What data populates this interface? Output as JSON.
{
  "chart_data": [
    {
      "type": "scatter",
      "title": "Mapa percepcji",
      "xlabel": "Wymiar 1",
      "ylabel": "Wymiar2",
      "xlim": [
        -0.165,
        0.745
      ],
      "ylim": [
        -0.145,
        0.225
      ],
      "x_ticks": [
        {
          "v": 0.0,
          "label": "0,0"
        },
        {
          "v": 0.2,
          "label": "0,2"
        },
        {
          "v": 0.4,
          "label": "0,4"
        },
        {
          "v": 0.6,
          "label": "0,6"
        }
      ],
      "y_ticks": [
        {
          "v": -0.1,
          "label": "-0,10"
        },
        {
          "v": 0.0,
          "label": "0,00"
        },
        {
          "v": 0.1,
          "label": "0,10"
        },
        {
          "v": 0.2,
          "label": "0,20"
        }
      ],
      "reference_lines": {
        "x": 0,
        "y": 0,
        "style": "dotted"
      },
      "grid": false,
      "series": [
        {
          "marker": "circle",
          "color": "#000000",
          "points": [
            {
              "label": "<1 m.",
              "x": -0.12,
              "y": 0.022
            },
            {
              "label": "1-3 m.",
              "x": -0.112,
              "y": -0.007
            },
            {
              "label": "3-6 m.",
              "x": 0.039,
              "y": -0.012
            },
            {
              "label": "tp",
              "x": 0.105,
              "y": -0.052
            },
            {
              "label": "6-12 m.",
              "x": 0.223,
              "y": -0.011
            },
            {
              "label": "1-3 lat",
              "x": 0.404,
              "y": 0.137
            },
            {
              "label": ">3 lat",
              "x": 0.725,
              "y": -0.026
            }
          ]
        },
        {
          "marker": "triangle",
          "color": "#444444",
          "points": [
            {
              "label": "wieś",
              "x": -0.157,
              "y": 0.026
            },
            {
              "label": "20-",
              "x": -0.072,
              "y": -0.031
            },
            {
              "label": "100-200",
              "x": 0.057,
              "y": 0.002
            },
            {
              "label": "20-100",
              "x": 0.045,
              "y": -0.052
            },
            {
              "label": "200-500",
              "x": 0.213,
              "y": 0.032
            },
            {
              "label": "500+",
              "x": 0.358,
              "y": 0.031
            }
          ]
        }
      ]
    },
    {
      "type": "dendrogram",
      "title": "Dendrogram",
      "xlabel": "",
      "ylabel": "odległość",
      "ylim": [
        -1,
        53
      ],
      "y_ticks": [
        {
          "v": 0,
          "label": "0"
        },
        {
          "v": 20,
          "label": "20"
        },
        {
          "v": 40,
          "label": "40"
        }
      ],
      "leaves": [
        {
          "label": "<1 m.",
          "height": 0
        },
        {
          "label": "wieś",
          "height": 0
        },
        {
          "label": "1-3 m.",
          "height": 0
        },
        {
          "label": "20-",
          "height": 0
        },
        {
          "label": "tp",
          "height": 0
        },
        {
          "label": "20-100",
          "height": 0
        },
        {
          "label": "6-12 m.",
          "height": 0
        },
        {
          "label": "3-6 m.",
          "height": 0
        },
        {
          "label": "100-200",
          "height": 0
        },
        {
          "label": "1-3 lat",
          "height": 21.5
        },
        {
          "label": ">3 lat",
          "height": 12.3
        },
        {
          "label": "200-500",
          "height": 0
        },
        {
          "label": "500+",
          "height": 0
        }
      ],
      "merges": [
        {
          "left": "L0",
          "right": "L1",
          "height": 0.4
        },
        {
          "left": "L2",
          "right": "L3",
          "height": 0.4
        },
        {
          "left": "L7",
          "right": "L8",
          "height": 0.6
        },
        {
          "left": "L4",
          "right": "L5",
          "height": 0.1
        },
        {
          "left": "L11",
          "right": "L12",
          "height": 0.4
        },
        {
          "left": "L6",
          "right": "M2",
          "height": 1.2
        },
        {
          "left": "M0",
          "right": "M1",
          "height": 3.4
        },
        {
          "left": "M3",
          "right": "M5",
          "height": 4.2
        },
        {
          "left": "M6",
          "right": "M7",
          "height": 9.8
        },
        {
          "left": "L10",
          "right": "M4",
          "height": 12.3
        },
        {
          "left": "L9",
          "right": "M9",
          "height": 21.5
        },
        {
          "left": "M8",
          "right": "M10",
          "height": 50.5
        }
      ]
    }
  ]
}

· · · · ·

• Exercise goal:
Copy each line above that contains the word "right".

• Output of the task:
          "right": "L1",
          "right": "L3",
          "right": "L8",
          "right": "L5",
          "right": "L12",
          "right": "M2",
          "right": "M1",
          "right": "M5",
          "right": "M7",
          "right": "M4",
          "right": "M9",
          "right": "M10",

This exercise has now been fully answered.